#### SET PROBLEM:
Put every line of the material below into a numbered list, leaving out any blank lines.

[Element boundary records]

+ + + +

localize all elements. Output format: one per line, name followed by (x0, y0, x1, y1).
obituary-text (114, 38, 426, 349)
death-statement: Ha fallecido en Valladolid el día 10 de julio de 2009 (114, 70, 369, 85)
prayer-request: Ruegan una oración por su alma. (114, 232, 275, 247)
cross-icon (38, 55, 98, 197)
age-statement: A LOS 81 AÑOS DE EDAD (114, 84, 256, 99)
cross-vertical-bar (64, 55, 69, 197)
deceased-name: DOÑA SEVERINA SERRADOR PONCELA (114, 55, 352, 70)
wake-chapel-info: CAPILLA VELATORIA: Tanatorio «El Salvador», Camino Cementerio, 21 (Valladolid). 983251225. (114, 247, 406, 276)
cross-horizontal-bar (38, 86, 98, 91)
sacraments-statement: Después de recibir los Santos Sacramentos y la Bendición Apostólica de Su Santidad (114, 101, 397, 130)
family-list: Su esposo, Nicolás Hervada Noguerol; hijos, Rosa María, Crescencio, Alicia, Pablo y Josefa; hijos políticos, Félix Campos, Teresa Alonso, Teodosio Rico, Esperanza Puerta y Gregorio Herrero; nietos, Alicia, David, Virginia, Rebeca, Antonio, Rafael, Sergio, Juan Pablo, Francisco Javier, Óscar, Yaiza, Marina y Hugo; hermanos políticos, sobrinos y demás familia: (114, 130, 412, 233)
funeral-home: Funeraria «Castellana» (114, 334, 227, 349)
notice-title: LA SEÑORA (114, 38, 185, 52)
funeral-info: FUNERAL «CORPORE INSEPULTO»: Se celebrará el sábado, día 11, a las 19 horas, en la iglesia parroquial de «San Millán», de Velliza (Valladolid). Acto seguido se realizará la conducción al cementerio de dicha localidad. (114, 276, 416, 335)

+ + + +

#### REPLY:
1. localize all elements. Output format: one per line, name followed by (x0, y0, x1, y1).
2. obituary-text (114, 38, 426, 349)
3. death-statement: Ha fallecido en Valladolid el día 10 de julio de 2009 (114, 70, 369, 85)
4. prayer-request: Ruegan una oración por su alma. (114, 232, 275, 247)
5. cross-icon (38, 55, 98, 197)
6. age-statement: A LOS 81 AÑOS DE EDAD (114, 84, 256, 99)
7. cross-vertical-bar (64, 55, 69, 197)
8. deceased-name: DOÑA SEVERINA SERRADOR PONCELA (114, 55, 352, 70)
9. wake-chapel-info: CAPILLA VELATORIA: Tanatorio «El Salvador», Camino Cementerio, 21 (Valladolid). 983251225. (114, 247, 406, 276)
10. cross-horizontal-bar (38, 86, 98, 91)
11. sacraments-statement: Después de recibir los Santos Sacramentos y la Bendición Apostólica de Su Santidad (114, 101, 397, 130)
12. family-list: Su esposo, Nicolás Hervada Noguerol; hijos, Rosa María, Crescencio, Alicia, Pablo y Josefa; hijos políticos, Félix Campos, Teresa Alonso, Teodosio Rico, Esperanza Puerta y Gregorio Herrero; nietos, Alicia, David, Virginia, Rebeca, Antonio, Rafael, Sergio, Juan Pablo, Francisco Javier, Óscar, Yaiza, Marina y Hugo; hermanos políticos, sobrinos y demás familia: (114, 130, 412, 233)
13. funeral-home: Funeraria «Castellana» (114, 334, 227, 349)
14. notice-title: LA SEÑORA (114, 38, 185, 52)
15. funeral-info: FUNERAL «CORPORE INSEPULTO»: Se celebrará el sábado, día 11, a las 19 horas, en la iglesia parroquial de «San Millán», de Velliza (Valladolid). Acto seguido se realizará la conducción al cementerio de dicha localidad. (114, 276, 416, 335)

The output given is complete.